____ Excerpted passage
Who is my neighbour?

Sermon on the event of National Chaos

In the Name of the Father and of the Son and of the Holy Spirit. 

C Праздником

   Today is the Sunday of the Holy Fathers of the First Ecumenical Council, and the Sunday after the Ascension into Heaven of our Lord. I had intended to mention the importance of that First Council. And it is important: what they accomplished, how they accomplished it, how they stood up for the Faith once delivered — how they humbled themselves and asked not “What do you think?” But rather “What were you taught?”

   And I also intended to mention the crucial significance of the Ascension, how it completes the Incarnation, how Christ brings our humanity, sanctified, as a gift to His Father, creating for us a path to the Kingdom of Heaven, how He finishes His undoing of Adam’s sin. . . . and more of our Holy Paradox to revel in. 

   And much has happened this week. We are gathered here for the first Public Service since the “Stay At Home” order. This week we reached 100,000 deaths due to this pandemic. Some of them have been Orthodox Clergy: Archbishop Pimen, Bishop Benjamin of Zheleznogorsk died in the hospital in Kursk, ProtoPresbyter Paul and early in this pandemic ProtoDeacon Alexander in Las Vegas. While we enjoy having a public service this week we must remember those whom this disease has taken from us, and pray for them. Even though in this county we are entering Phase II, I fear that we shall see a spike soon in other places because of other things that are happening. 

   We cannot ignore the pain and unrest that is bubbling up in some places of our nation, and raging in others. We have seen privilege used to attack others this week, and we have seen a man murdered with impunity. People are angry, and rightly so. Yet the evil one often does not care if our anger is righteous or not, he can use it. And there are humans also who want to exploit our anger for their own twisted purposes. Like a forest that has been dried out by hot weather and not enough rain over time, all it takes is for someone to ignite the fire, and watch it take off. This is true today, and it was true in Jesus’ day.
________
** Your instructions **
Continue the sermon on national chaos, picking up right after its last sentence. The listing that follows has no connection to the sermon.
____ Dataset excerpts
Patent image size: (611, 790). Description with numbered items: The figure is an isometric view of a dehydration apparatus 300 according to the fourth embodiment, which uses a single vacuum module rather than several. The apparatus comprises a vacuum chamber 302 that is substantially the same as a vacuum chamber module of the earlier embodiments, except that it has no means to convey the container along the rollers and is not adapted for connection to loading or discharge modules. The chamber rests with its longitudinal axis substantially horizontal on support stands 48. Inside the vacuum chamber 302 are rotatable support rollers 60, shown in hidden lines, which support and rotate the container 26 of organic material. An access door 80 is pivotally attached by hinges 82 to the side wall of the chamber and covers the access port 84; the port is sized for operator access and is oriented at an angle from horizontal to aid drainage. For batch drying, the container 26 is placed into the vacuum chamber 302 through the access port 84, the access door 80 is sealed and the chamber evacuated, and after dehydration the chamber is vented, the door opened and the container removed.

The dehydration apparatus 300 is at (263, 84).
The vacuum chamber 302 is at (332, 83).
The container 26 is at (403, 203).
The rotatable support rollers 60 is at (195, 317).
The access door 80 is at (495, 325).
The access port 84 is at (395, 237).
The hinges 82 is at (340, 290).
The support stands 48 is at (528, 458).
________
** Response **
The events of our day cause us to pause and question: “Who is my neighbour?”

   One day a lawyer came to Jesus and asked Him what the greatest commandment was. Jesus throws the question back at him. The lawyer says the Sh’ma: Thou shalt love the Lord the God with all thy heart and with all thy soul and with all thy mind. And the second: Love thy neighbour as thyself.  But the lawyer wants to justify himself and asks “Who is my neighbour?” He thinks that most of the people he meets are not his neighbour, and that he owes them nothing, that they are people that he can freely despise and hate.

Jesus answers with the parable of the Good Samaritan. Remember that in Jesus’ day the Samaritans were despised by Jews. 

We in the Orthodox Church take a number of approaches to this parable. 

   “We meet all sorts of people along the Jericho Road, and some of them are victims whose only claim is that they have need. Along the Jericho Road we meet people who think that life is what they can take and what they can exact, what they can demand from us or from others. We also meet along the way people who feel that religion is one thing and the cries of humanity are another.” (Rev. Henry Durham) We must admit that in certain ways, we are all of those people. 

   We are asked, by the Church, to look deeper and consider ourselves the man who fell among thieves, and Christ as the Samaritan Who comes to save us from death. We have visited wounds upon ourselves: “I am the man who fell among thieves, even my own thoughts; they have covered all my body with wounds, and I lie beaten and bruised. But come to me, O Christ my Saviour and heal me.” In some ways we are our own worst enemy. Our thoughts and passions have beaten us up and robbed us. Yet Christ comes to heal our self-inflicted wounds and to bind them up and to heal them. I would be an irresponsible priest if I did not mention this aspect. Sometimes it is we who are in need of mercy. 

   Jesus asks us, through this parable: Who is our neighbour? And we must look around us at the other people. Just as this lawyer wants to limit “who is my neighbour?”  . . . just as the priest and the levite both wanted to limit, “who is my neighbour?”  . . . so we often want to do the same. The final point of this parable is that the one who is merciful is the neighbour. Sometimes our neighbor’s wounds are obvious; sometimes it is hard to see another’s wound through their hate. We must be the one who has mercy. 

Who is our neighbour?

   Our neighbour is everyone. And in this day of internet and global communications, our neighbour may well be in another state or on another continent. We must be the one who has mercy. We must be the one who listens, who hears, who gives space for others who hide their wounds.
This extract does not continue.